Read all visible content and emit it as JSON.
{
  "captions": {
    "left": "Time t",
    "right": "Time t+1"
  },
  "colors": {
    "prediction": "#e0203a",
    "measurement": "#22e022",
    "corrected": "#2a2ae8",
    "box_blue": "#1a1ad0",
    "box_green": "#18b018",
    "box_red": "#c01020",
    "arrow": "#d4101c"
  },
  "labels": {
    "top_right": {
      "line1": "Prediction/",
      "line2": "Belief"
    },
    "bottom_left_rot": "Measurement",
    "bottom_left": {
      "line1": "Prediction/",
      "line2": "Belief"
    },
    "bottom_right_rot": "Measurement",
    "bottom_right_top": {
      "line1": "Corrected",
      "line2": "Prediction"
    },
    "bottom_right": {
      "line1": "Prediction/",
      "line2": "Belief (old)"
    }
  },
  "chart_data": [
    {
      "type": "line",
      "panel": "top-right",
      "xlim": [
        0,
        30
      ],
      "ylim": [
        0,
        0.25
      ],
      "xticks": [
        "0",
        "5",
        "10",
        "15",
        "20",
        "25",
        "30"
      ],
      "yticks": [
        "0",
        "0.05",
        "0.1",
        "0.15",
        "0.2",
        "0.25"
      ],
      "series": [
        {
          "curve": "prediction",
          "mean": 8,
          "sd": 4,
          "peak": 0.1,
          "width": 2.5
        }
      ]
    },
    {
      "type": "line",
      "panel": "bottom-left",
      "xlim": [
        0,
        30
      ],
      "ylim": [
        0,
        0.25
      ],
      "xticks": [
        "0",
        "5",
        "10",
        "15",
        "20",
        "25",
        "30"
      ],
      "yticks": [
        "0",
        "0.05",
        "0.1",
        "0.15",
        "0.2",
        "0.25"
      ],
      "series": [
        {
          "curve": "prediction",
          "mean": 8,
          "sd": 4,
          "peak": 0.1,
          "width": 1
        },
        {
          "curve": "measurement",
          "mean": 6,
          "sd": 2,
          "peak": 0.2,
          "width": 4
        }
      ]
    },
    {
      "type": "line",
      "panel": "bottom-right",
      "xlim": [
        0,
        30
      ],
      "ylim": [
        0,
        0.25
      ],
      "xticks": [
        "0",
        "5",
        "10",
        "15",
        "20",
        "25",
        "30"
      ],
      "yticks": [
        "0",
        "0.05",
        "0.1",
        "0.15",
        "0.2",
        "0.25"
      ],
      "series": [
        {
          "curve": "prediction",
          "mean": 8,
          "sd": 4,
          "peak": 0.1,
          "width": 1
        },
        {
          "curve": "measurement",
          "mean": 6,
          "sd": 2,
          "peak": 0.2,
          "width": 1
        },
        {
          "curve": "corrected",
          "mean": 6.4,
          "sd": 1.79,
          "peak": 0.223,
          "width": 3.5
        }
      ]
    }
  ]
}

> WHAT NEEDS TO BE DONE
Reproduce the records above exactly as they appear.

> COMPLETE RESPONSE
Read all visible content and emit it as JSON.
{
  "captions": {
    "left": "Time t",
    "right": "Time t+1"
  },
  "colors": {
    "prediction": "#e0203a",
    "measurement": "#22e022",
    "corrected": "#2a2ae8",
    "box_blue": "#1a1ad0",
    "box_green": "#18b018",
    "box_red": "#c01020",
    "arrow": "#d4101c"
  },
  "labels": {
    "top_right": {
      "line1": "Prediction/",
      "line2": "Belief"
    },
    "bottom_left_rot": "Measurement",
    "bottom_left": {
      "line1": "Prediction/",
      "line2": "Belief"
    },
    "bottom_right_rot": "Measurement",
    "bottom_right_top": {
      "line1": "Corrected",
      "line2": "Prediction"
    },
    "bottom_right": {
      "line1": "Prediction/",
      "line2": "Belief (old)"
    }
  },
  "chart_data": [
    {
      "type": "line",
      "panel": "top-right",
      "xlim": [
        0,
        30
      ],
      "ylim": [
        0,
        0.25
      ],
      "xticks": [
        "0",
        "5",
        "10",
        "15",
        "20",
        "25",
        "30"
      ],
      "yticks": [
        "0",
        "0.05",
        "0.1",
        "0.15",
        "0.2",
        "0.25"
      ],
      "series": [
        {
          "curve": "prediction",
          "mean": 8,
          "sd": 4,
          "peak": 0.1,
          "width": 2.5
        }
      ]
    },
    {
      "type": "line",
      "panel": "bottom-left",
      "xlim": [
        0,
        30
      ],
      "ylim": [
        0,
        0.25
      ],
      "xticks": [
        "0",
        "5",
        "10",
        "15",
        "20",
        "25",
        "30"
      ],
      "yticks": [
        "0",
        "0.05",
        "0.1",
        "0.15",
        "0.2",
        "0.25"
      ],
      "series": [
        {
          "curve": "prediction",
          "mean": 8,
          "sd": 4,
          "peak": 0.1,
          "width": 1
        },
        {
          "curve": "measurement",
          "mean": 6,
          "sd": 2,
          "peak": 0.2,
          "width": 4
        }
      ]
    },
    {
      "type": "line",
      "panel": "bottom-right",
      "xlim": [
        0,
        30
      ],
      "ylim": [
        0,
        0.25
      ],
      "xticks": [
        "0",
        "5",
        "10",
        "15",
        "20",
        "25",
        "30"
      ],
      "yticks": [
        "0",
        "0.05",
        "0.1",
        "0.15",
        "0.2",
        "0.25"
      ],
      "series": [
        {
          "curve": "prediction",
          "mean": 8,
          "sd": 4,
          "peak": 0.1,
          "width": 1
        },
        {
          "curve": "measurement",
          "mean": 6,
          "sd": 2,
          "peak": 0.2,
          "width": 1
        },
        {
          "curve": "corrected",
          "mean": 6.4,
          "sd": 1.79,
          "peak": 0.223,
          "width": 3.5
        }
      ]
    }
  ]
}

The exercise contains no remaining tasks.